* **EXERCISE DESCRIPTION**:
Only the number is wanted: how many lines of these entries contain the word "title"?

* **RECORDS TO PROCESS**:

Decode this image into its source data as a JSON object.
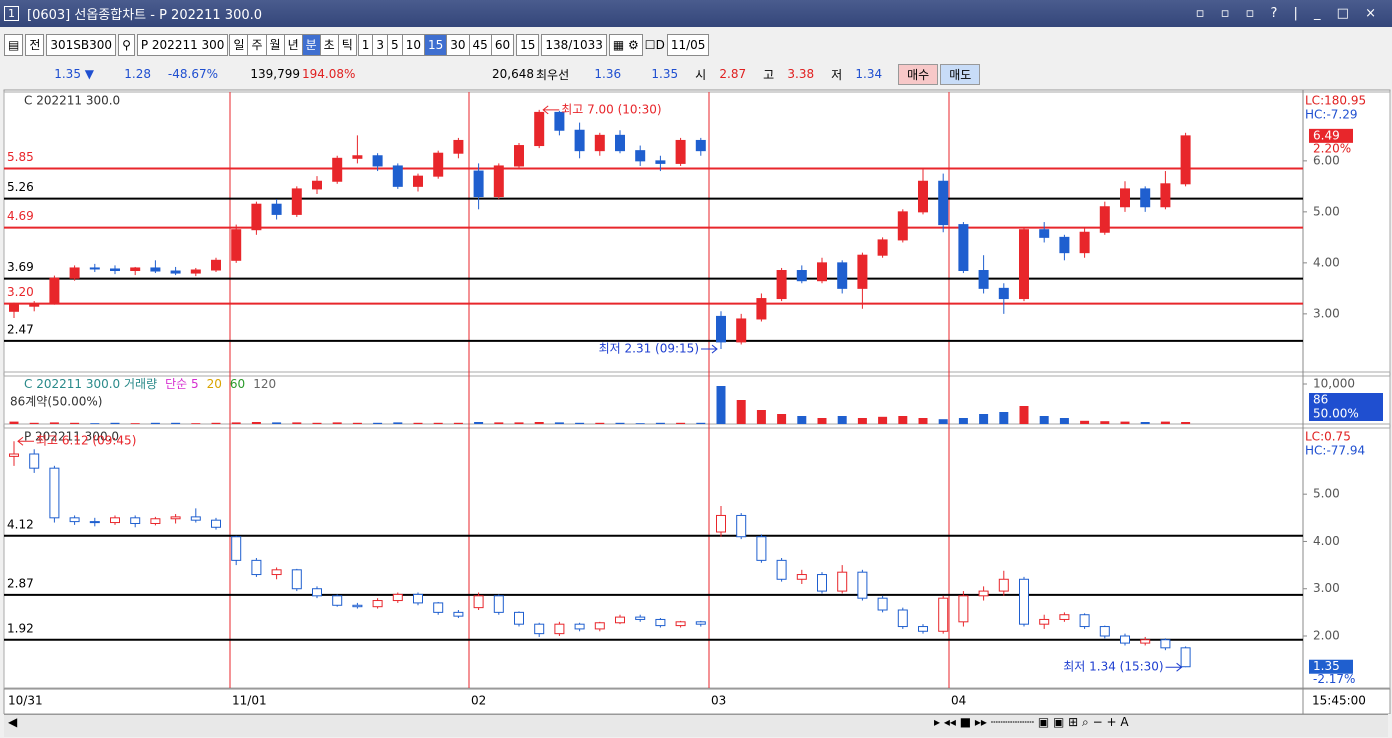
{
  "window": {
    "badge": "1",
    "title": "[0603] 선옵종합차트 - P 202211 300.0"
  },
  "toolbar": {
    "mode": "전",
    "code": "301SB300",
    "symbol": "P 202211 300",
    "periods": [
      "일",
      "주",
      "월",
      "년",
      "분",
      "초",
      "틱"
    ],
    "intervals": [
      "1",
      "3",
      "5",
      "10",
      "15",
      "30",
      "45",
      "60"
    ],
    "interval": "15",
    "count": "138",
    "total": "/1033",
    "d_label": "D",
    "date": "11/05"
  },
  "info": {
    "price": "1.35 ▼",
    "change": "1.28",
    "change_pct": "-48.67%",
    "volume": "139,799",
    "volume_pct": "194.08%",
    "oi": "20,648",
    "best_label": "최우선",
    "ask": "1.36",
    "bid": "1.35",
    "open_label": "시",
    "open": "2.87",
    "high_label": "고",
    "high": "3.38",
    "low_label": "저",
    "low": "1.34",
    "buy": "매수",
    "sell": "매도"
  },
  "chart_data": [
    {
      "type": "candlestick",
      "title": "C 202211 300.0",
      "ylim": [
        1.86,
        7.35
      ],
      "yticks": [
        {
          "value": 6,
          "label": "6.00"
        },
        {
          "value": 5,
          "label": "5.00"
        },
        {
          "value": 4,
          "label": "4.00"
        },
        {
          "value": 3,
          "label": "3.00"
        }
      ],
      "up_color": "#e8262b",
      "down_color": "#1f5fcf",
      "hollow": false,
      "levels": [
        {
          "value": 5.85,
          "label": "5.85",
          "color": "#e8262b"
        },
        {
          "value": 5.26,
          "label": "5.26",
          "color": "#000000"
        },
        {
          "value": 4.69,
          "label": "4.69",
          "color": "#e8262b"
        },
        {
          "value": 3.69,
          "label": "3.69",
          "color": "#000000"
        },
        {
          "value": 3.2,
          "label": "3.20",
          "color": "#e8262b"
        },
        {
          "value": 2.47,
          "label": "2.47",
          "color": "#000000"
        }
      ],
      "max_label": "최고 7.00 (10:30)",
      "min_label": "최저 2.31 (09:15)",
      "side_labels": [
        "LC:180.95",
        "HC:-7.29"
      ],
      "last_label": "6.49",
      "last_pct": "2.20%",
      "candles": [
        [
          3.05,
          3.22,
          2.92,
          3.18
        ],
        [
          3.15,
          3.25,
          3.05,
          3.2
        ],
        [
          3.2,
          3.75,
          3.18,
          3.7
        ],
        [
          3.7,
          3.95,
          3.65,
          3.9
        ],
        [
          3.9,
          3.98,
          3.82,
          3.88
        ],
        [
          3.88,
          3.95,
          3.78,
          3.85
        ],
        [
          3.85,
          3.92,
          3.76,
          3.9
        ],
        [
          3.9,
          4.05,
          3.8,
          3.84
        ],
        [
          3.84,
          3.92,
          3.76,
          3.8
        ],
        [
          3.8,
          3.9,
          3.74,
          3.86
        ],
        [
          3.86,
          4.1,
          3.82,
          4.05
        ],
        [
          4.05,
          4.75,
          4.0,
          4.65
        ],
        [
          4.65,
          5.2,
          4.55,
          5.15
        ],
        [
          5.15,
          5.25,
          4.85,
          4.95
        ],
        [
          4.95,
          5.5,
          4.9,
          5.45
        ],
        [
          5.45,
          5.7,
          5.35,
          5.6
        ],
        [
          5.6,
          6.1,
          5.55,
          6.05
        ],
        [
          6.05,
          6.5,
          5.95,
          6.1
        ],
        [
          6.1,
          6.15,
          5.8,
          5.9
        ],
        [
          5.9,
          5.95,
          5.45,
          5.5
        ],
        [
          5.5,
          5.75,
          5.4,
          5.7
        ],
        [
          5.7,
          6.2,
          5.65,
          6.15
        ],
        [
          6.15,
          6.45,
          6.05,
          6.4
        ],
        [
          5.8,
          5.95,
          5.05,
          5.3
        ],
        [
          5.3,
          5.95,
          5.25,
          5.9
        ],
        [
          5.9,
          6.35,
          5.85,
          6.3
        ],
        [
          6.3,
          7.0,
          6.25,
          6.95
        ],
        [
          6.95,
          6.98,
          6.5,
          6.6
        ],
        [
          6.6,
          6.75,
          6.05,
          6.2
        ],
        [
          6.2,
          6.55,
          6.1,
          6.5
        ],
        [
          6.5,
          6.6,
          6.15,
          6.2
        ],
        [
          6.2,
          6.3,
          5.9,
          6.0
        ],
        [
          6.0,
          6.1,
          5.8,
          5.95
        ],
        [
          5.95,
          6.45,
          5.9,
          6.4
        ],
        [
          6.4,
          6.45,
          6.1,
          6.2
        ],
        [
          2.95,
          3.05,
          2.31,
          2.45
        ],
        [
          2.45,
          3.0,
          2.4,
          2.9
        ],
        [
          2.9,
          3.4,
          2.85,
          3.3
        ],
        [
          3.3,
          3.9,
          3.25,
          3.85
        ],
        [
          3.85,
          3.95,
          3.6,
          3.65
        ],
        [
          3.65,
          4.1,
          3.6,
          4.0
        ],
        [
          4.0,
          4.05,
          3.4,
          3.5
        ],
        [
          3.5,
          4.2,
          3.1,
          4.15
        ],
        [
          4.15,
          4.5,
          4.1,
          4.45
        ],
        [
          4.45,
          5.05,
          4.4,
          5.0
        ],
        [
          5.0,
          5.85,
          4.95,
          5.6
        ],
        [
          5.6,
          5.75,
          4.6,
          4.75
        ],
        [
          4.75,
          4.8,
          3.8,
          3.85
        ],
        [
          3.85,
          4.15,
          3.4,
          3.5
        ],
        [
          3.5,
          3.6,
          3.0,
          3.3
        ],
        [
          3.3,
          4.7,
          3.25,
          4.65
        ],
        [
          4.65,
          4.8,
          4.4,
          4.5
        ],
        [
          4.5,
          4.55,
          4.05,
          4.2
        ],
        [
          4.2,
          4.7,
          4.1,
          4.6
        ],
        [
          4.6,
          5.2,
          4.55,
          5.1
        ],
        [
          5.1,
          5.6,
          5.0,
          5.45
        ],
        [
          5.45,
          5.5,
          5.0,
          5.1
        ],
        [
          5.1,
          5.8,
          5.05,
          5.55
        ],
        [
          5.55,
          6.55,
          5.5,
          6.49
        ]
      ]
    },
    {
      "type": "bar",
      "title": "C 202211 300.0 거래량",
      "ylim": [
        0,
        12000
      ],
      "yticks": [
        {
          "value": 10000,
          "label": "10,000"
        }
      ],
      "up_color": "#e8262b",
      "down_color": "#1f5fcf",
      "ma_labels": [
        {
          "text": "단순 5",
          "color": "#d62fd0"
        },
        {
          "text": "20",
          "color": "#d9a400"
        },
        {
          "text": "60",
          "color": "#2a9a2a"
        },
        {
          "text": "120",
          "color": "#666666"
        }
      ],
      "contracts": "86계약(50.00%)",
      "side": "86",
      "side_pct": "50.00%",
      "values": [
        600,
        300,
        400,
        300,
        200,
        300,
        200,
        300,
        300,
        200,
        300,
        400,
        500,
        400,
        400,
        300,
        400,
        300,
        300,
        400,
        300,
        300,
        300,
        500,
        400,
        400,
        500,
        400,
        300,
        300,
        300,
        200,
        300,
        300,
        300,
        9500,
        6000,
        3500,
        2500,
        2000,
        1500,
        2000,
        1500,
        1800,
        2000,
        1500,
        1200,
        1500,
        2500,
        3000,
        4500,
        2000,
        1500,
        800,
        700,
        600,
        500,
        600,
        500
      ]
    },
    {
      "type": "candlestick",
      "title": "P 202211 300.0",
      "ylim": [
        0.9,
        6.4
      ],
      "yticks": [
        {
          "value": 5,
          "label": "5.00"
        },
        {
          "value": 4,
          "label": "4.00"
        },
        {
          "value": 3,
          "label": "3.00"
        },
        {
          "value": 2,
          "label": "2.00"
        }
      ],
      "up_color": "#e8262b",
      "down_color": "#1f5fcf",
      "hollow": true,
      "levels": [
        {
          "value": 4.12,
          "label": "4.12",
          "color": "#000000"
        },
        {
          "value": 2.87,
          "label": "2.87",
          "color": "#000000"
        },
        {
          "value": 1.92,
          "label": "1.92",
          "color": "#000000"
        }
      ],
      "max_label": "최고 6.12 (09:45)",
      "min_label": "최저 1.34 (15:30)",
      "side_labels": [
        "LC:0.75",
        "HC:-77.94"
      ],
      "last_label": "1.35",
      "last_pct": "-2.17%",
      "candles": [
        [
          5.8,
          6.12,
          5.6,
          5.85
        ],
        [
          5.85,
          5.95,
          5.45,
          5.55
        ],
        [
          5.55,
          5.6,
          4.4,
          4.5
        ],
        [
          4.5,
          4.55,
          4.35,
          4.42
        ],
        [
          4.42,
          4.5,
          4.32,
          4.4
        ],
        [
          4.4,
          4.55,
          4.35,
          4.5
        ],
        [
          4.5,
          4.55,
          4.3,
          4.38
        ],
        [
          4.38,
          4.52,
          4.34,
          4.48
        ],
        [
          4.48,
          4.58,
          4.38,
          4.52
        ],
        [
          4.52,
          4.7,
          4.4,
          4.45
        ],
        [
          4.45,
          4.5,
          4.25,
          4.3
        ],
        [
          4.1,
          4.12,
          3.5,
          3.6
        ],
        [
          3.6,
          3.65,
          3.25,
          3.3
        ],
        [
          3.3,
          3.45,
          3.2,
          3.4
        ],
        [
          3.4,
          3.42,
          2.95,
          3.0
        ],
        [
          3.0,
          3.05,
          2.8,
          2.85
        ],
        [
          2.85,
          2.88,
          2.62,
          2.65
        ],
        [
          2.65,
          2.7,
          2.58,
          2.62
        ],
        [
          2.62,
          2.8,
          2.58,
          2.75
        ],
        [
          2.75,
          2.92,
          2.7,
          2.88
        ],
        [
          2.88,
          2.92,
          2.65,
          2.7
        ],
        [
          2.7,
          2.72,
          2.45,
          2.5
        ],
        [
          2.5,
          2.55,
          2.38,
          2.42
        ],
        [
          2.6,
          2.92,
          2.55,
          2.85
        ],
        [
          2.85,
          2.88,
          2.45,
          2.5
        ],
        [
          2.5,
          2.52,
          2.2,
          2.25
        ],
        [
          2.25,
          2.28,
          1.98,
          2.05
        ],
        [
          2.05,
          2.3,
          2.0,
          2.25
        ],
        [
          2.25,
          2.28,
          2.1,
          2.15
        ],
        [
          2.15,
          2.3,
          2.1,
          2.28
        ],
        [
          2.28,
          2.45,
          2.25,
          2.4
        ],
        [
          2.4,
          2.45,
          2.3,
          2.35
        ],
        [
          2.35,
          2.38,
          2.18,
          2.22
        ],
        [
          2.22,
          2.32,
          2.18,
          2.3
        ],
        [
          2.3,
          2.32,
          2.2,
          2.25
        ],
        [
          4.2,
          4.75,
          4.1,
          4.55
        ],
        [
          4.55,
          4.6,
          4.05,
          4.1
        ],
        [
          4.1,
          4.15,
          3.55,
          3.6
        ],
        [
          3.6,
          3.65,
          3.15,
          3.2
        ],
        [
          3.2,
          3.4,
          3.1,
          3.3
        ],
        [
          3.3,
          3.35,
          2.9,
          2.95
        ],
        [
          2.95,
          3.5,
          2.9,
          3.35
        ],
        [
          3.35,
          3.4,
          2.75,
          2.8
        ],
        [
          2.8,
          2.85,
          2.5,
          2.55
        ],
        [
          2.55,
          2.6,
          2.15,
          2.2
        ],
        [
          2.2,
          2.25,
          2.05,
          2.1
        ],
        [
          2.1,
          2.85,
          2.05,
          2.8
        ],
        [
          2.3,
          2.95,
          2.2,
          2.85
        ],
        [
          2.85,
          3.05,
          2.75,
          2.95
        ],
        [
          2.95,
          3.38,
          2.85,
          3.2
        ],
        [
          3.2,
          3.25,
          2.2,
          2.25
        ],
        [
          2.25,
          2.45,
          2.15,
          2.35
        ],
        [
          2.35,
          2.5,
          2.3,
          2.45
        ],
        [
          2.45,
          2.48,
          2.15,
          2.2
        ],
        [
          2.2,
          2.22,
          1.95,
          2.0
        ],
        [
          2.0,
          2.05,
          1.8,
          1.85
        ],
        [
          1.85,
          1.98,
          1.8,
          1.92
        ],
        [
          1.92,
          1.95,
          1.7,
          1.75
        ],
        [
          1.75,
          1.78,
          1.34,
          1.35
        ]
      ]
    }
  ],
  "x_axis": {
    "labels": [
      "10/31",
      "11/01",
      "02",
      "03",
      "04"
    ],
    "time": "15:45:00"
  }
}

* **EXERCISE OUTPUT**:
4